(Directions for this task): All of the material below is to be retyped exactly.

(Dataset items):
========================

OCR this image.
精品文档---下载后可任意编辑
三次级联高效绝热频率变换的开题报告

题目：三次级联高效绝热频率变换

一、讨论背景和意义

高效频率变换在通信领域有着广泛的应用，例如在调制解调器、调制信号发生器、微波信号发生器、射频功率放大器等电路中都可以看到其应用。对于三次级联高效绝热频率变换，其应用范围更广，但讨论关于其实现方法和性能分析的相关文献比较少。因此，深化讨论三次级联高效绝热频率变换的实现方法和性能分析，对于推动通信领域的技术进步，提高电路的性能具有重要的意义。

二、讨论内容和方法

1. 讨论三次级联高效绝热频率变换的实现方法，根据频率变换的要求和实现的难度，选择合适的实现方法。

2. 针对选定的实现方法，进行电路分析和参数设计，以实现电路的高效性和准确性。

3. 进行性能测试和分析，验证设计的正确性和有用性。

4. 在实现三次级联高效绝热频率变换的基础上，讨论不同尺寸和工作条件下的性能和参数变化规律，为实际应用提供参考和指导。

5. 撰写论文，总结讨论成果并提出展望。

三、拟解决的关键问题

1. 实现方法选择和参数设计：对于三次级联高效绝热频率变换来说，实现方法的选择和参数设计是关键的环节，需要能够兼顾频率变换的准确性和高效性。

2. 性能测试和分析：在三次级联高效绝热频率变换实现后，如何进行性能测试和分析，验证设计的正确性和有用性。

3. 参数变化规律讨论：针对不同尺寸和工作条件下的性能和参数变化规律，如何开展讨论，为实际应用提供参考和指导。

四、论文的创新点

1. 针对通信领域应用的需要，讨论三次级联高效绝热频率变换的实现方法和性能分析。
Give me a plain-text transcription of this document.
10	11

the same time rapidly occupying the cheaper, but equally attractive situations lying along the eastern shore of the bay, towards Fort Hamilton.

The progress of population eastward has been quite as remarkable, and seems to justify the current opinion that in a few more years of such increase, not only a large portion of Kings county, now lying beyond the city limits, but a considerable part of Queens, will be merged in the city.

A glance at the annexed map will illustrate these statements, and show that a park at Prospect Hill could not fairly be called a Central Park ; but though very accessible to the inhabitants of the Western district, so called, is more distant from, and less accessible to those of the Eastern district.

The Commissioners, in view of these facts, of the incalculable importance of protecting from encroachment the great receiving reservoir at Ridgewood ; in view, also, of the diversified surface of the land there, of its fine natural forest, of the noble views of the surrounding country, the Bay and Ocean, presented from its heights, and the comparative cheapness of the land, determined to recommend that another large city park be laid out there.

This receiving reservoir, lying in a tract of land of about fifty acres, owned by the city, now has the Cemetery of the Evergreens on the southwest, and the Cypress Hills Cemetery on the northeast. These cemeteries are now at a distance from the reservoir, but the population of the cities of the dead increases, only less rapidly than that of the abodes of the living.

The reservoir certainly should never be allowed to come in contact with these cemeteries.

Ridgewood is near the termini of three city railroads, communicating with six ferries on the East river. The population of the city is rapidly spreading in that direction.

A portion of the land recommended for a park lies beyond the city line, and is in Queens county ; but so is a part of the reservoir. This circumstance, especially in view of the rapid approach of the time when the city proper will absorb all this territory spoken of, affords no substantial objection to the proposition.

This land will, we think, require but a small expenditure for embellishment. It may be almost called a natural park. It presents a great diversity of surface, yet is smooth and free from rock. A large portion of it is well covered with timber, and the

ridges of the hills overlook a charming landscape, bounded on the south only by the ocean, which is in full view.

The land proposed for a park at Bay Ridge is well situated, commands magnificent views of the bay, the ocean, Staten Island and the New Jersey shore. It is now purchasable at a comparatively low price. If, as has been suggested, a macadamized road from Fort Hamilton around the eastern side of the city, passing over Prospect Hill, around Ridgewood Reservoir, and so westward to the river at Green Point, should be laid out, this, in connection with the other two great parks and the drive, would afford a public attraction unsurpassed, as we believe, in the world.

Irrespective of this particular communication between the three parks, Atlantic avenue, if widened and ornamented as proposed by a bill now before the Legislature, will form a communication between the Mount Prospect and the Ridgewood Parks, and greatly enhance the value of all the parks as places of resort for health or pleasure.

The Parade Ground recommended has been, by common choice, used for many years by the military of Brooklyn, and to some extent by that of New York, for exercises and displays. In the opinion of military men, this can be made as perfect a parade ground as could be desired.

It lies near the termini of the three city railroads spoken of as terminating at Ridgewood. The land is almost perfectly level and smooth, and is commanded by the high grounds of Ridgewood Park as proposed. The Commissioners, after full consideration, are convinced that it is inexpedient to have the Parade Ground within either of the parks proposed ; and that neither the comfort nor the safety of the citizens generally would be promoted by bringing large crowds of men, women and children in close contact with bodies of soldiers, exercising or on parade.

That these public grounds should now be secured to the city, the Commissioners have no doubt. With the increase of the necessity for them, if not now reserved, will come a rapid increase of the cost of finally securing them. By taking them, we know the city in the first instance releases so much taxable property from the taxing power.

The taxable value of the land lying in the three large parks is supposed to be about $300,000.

========================

(Full solution):
OCR this image.
精品文档---下载后可任意编辑
三次级联高效绝热频率变换的开题报告

题目：三次级联高效绝热频率变换

一、讨论背景和意义

高效频率变换在通信领域有着广泛的应用，例如在调制解调器、调制信号发生器、微波信号发生器、射频功率放大器等电路中都可以看到其应用。对于三次级联高效绝热频率变换，其应用范围更广，但讨论关于其实现方法和性能分析的相关文献比较少。因此，深化讨论三次级联高效绝热频率变换的实现方法和性能分析，对于推动通信领域的技术进步，提高电路的性能具有重要的意义。

二、讨论内容和方法

1. 讨论三次级联高效绝热频率变换的实现方法，根据频率变换的要求和实现的难度，选择合适的实现方法。

2. 针对选定的实现方法，进行电路分析和参数设计，以实现电路的高效性和准确性。

3. 进行性能测试和分析，验证设计的正确性和有用性。

4. 在实现三次级联高效绝热频率变换的基础上，讨论不同尺寸和工作条件下的性能和参数变化规律，为实际应用提供参考和指导。

5. 撰写论文，总结讨论成果并提出展望。

三、拟解决的关键问题

1. 实现方法选择和参数设计：对于三次级联高效绝热频率变换来说，实现方法的选择和参数设计是关键的环节，需要能够兼顾频率变换的准确性和高效性。

2. 性能测试和分析：在三次级联高效绝热频率变换实现后，如何进行性能测试和分析，验证设计的正确性和有用性。

3. 参数变化规律讨论：针对不同尺寸和工作条件下的性能和参数变化规律，如何开展讨论，为实际应用提供参考和指导。

四、论文的创新点

1. 针对通信领域应用的需要，讨论三次级联高效绝热频率变换的实现方法和性能分析。
Give me a plain-text transcription of this document.
10	11

the same time rapidly occupying the cheaper, but equally attractive situations lying along the eastern shore of the bay, towards Fort Hamilton.

The progress of population eastward has been quite as remarkable, and seems to justify the current opinion that in a few more years of such increase, not only a large portion of Kings county, now lying beyond the city limits, but a considerable part of Queens, will be merged in the city.

A glance at the annexed map will illustrate these statements, and show that a park at Prospect Hill could not fairly be called a Central Park ; but though very accessible to the inhabitants of the Western district, so called, is more distant from, and less accessible to those of the Eastern district.

The Commissioners, in view of these facts, of the incalculable importance of protecting from encroachment the great receiving reservoir at Ridgewood ; in view, also, of the diversified surface of the land there, of its fine natural forest, of the noble views of the surrounding country, the Bay and Ocean, presented from its heights, and the comparative cheapness of the land, determined to recommend that another large city park be laid out there.

This receiving reservoir, lying in a tract of land of about fifty acres, owned by the city, now has the Cemetery of the Evergreens on the southwest, and the Cypress Hills Cemetery on the northeast. These cemeteries are now at a distance from the reservoir, but the population of the cities of the dead increases, only less rapidly than that of the abodes of the living.

The reservoir certainly should never be allowed to come in contact with these cemeteries.

Ridgewood is near the termini of three city railroads, communicating with six ferries on the East river. The population of the city is rapidly spreading in that direction.

A portion of the land recommended for a park lies beyond the city line, and is in Queens county ; but so is a part of the reservoir. This circumstance, especially in view of the rapid approach of the time when the city proper will absorb all this territory spoken of, affords no substantial objection to the proposition.

This land will, we think, require but a small expenditure for embellishment. It may be almost called a natural park. It presents a great diversity of surface, yet is smooth and free from rock. A large portion of it is well covered with timber, and the

ridges of the hills overlook a charming landscape, bounded on the south only by the ocean, which is in full view.

The land proposed for a park at Bay Ridge is well situated, commands magnificent views of the bay, the ocean, Staten Island and the New Jersey shore. It is now purchasable at a comparatively low price. If, as has been suggested, a macadamized road from Fort Hamilton around the eastern side of the city, passing over Prospect Hill, around Ridgewood Reservoir, and so westward to the river at Green Point, should be laid out, this, in connection with the other two great parks and the drive, would afford a public attraction unsurpassed, as we believe, in the world.

Irrespective of this particular communication between the three parks, Atlantic avenue, if widened and ornamented as proposed by a bill now before the Legislature, will form a communication between the Mount Prospect and the Ridgewood Parks, and greatly enhance the value of all the parks as places of resort for health or pleasure.

The Parade Ground recommended has been, by common choice, used for many years by the military of Brooklyn, and to some extent by that of New York, for exercises and displays. In the opinion of military men, this can be made as perfect a parade ground as could be desired.

It lies near the termini of the three city railroads spoken of as terminating at Ridgewood. The land is almost perfectly level and smooth, and is commanded by the high grounds of Ridgewood Park as proposed. The Commissioners, after full consideration, are convinced that it is inexpedient to have the Parade Ground within either of the parks proposed ; and that neither the comfort nor the safety of the citizens generally would be promoted by bringing large crowds of men, women and children in close contact with bodies of soldiers, exercising or on parade.

That these public grounds should now be secured to the city, the Commissioners have no doubt. With the increase of the necessity for them, if not now reserved, will come a rapid increase of the cost of finally securing them. By taking them, we know the city in the first instance releases so much taxable property from the taxing power.

The taxable value of the land lying in the three large parks is supposed to be about $300,000.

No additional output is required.